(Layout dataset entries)

^^^^^^^^

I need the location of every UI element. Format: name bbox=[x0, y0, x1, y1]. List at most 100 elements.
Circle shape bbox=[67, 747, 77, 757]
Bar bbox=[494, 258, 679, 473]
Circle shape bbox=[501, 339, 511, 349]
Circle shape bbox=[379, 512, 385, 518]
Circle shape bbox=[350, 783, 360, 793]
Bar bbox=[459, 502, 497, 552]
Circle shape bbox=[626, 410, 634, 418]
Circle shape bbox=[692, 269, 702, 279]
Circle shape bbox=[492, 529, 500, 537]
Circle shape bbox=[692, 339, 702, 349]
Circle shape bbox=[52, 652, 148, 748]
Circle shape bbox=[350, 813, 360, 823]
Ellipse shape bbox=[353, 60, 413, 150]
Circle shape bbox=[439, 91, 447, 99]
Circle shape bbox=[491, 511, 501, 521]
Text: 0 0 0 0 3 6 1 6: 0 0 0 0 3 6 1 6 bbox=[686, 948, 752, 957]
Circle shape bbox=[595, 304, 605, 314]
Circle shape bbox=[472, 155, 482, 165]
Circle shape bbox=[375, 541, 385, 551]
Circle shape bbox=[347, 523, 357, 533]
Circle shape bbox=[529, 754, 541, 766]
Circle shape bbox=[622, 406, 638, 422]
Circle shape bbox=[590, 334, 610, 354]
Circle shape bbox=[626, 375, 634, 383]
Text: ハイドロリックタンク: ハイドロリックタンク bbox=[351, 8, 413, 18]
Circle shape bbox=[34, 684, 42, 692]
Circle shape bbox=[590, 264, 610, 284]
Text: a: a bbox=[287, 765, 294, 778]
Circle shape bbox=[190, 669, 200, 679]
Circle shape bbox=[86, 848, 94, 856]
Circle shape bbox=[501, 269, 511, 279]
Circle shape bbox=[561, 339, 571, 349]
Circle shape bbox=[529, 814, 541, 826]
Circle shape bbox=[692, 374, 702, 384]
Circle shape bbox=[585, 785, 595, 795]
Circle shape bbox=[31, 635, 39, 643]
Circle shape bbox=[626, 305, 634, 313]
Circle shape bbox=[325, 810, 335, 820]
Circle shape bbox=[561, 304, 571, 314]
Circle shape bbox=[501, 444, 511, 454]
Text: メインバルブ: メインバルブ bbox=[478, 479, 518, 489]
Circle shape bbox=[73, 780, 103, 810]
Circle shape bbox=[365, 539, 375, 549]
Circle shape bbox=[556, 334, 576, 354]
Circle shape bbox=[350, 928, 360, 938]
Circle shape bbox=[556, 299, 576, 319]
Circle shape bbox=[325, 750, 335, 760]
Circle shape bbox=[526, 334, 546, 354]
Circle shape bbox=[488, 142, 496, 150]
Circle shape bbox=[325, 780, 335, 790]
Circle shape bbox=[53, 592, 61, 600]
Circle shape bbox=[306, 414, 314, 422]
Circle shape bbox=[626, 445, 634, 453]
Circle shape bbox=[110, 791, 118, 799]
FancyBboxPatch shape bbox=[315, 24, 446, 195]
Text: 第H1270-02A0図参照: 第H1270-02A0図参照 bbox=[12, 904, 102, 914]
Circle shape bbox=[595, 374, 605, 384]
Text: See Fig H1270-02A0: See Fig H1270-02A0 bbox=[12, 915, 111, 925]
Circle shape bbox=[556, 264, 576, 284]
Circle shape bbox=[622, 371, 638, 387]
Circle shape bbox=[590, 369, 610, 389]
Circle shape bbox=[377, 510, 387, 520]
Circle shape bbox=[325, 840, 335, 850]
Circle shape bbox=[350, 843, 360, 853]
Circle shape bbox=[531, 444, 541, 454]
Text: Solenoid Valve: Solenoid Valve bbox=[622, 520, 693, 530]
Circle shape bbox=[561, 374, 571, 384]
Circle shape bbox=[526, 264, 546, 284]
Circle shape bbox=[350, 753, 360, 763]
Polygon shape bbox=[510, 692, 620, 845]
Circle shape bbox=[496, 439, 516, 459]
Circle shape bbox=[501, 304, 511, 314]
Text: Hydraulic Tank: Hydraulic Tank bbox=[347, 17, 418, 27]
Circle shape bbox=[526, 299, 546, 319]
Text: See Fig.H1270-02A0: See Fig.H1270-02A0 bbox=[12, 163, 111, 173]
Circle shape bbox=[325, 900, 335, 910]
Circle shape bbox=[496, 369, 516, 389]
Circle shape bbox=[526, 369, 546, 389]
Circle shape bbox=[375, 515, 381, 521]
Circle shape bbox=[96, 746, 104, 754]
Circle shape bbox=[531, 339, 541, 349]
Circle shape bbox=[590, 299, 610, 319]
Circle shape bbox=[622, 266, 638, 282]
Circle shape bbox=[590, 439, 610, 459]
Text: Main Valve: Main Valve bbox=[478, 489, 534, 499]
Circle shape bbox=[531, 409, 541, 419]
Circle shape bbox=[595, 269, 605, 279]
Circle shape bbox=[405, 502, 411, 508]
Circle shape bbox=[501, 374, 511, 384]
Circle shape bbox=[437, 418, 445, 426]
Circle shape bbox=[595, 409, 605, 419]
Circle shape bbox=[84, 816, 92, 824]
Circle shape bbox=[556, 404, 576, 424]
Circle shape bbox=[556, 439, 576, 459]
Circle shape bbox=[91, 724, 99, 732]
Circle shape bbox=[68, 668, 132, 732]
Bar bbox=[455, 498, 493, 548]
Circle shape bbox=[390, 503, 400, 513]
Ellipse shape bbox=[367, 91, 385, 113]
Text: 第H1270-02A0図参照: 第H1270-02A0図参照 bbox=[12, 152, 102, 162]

^^^^^^^^

### Exercise directions
Pull out every line in the listing above that contains the word "Ellipse", and copy each one as it appears.

### Solved exercise
Ellipse shape bbox=[353, 60, 413, 150]
Ellipse shape bbox=[367, 91, 385, 113]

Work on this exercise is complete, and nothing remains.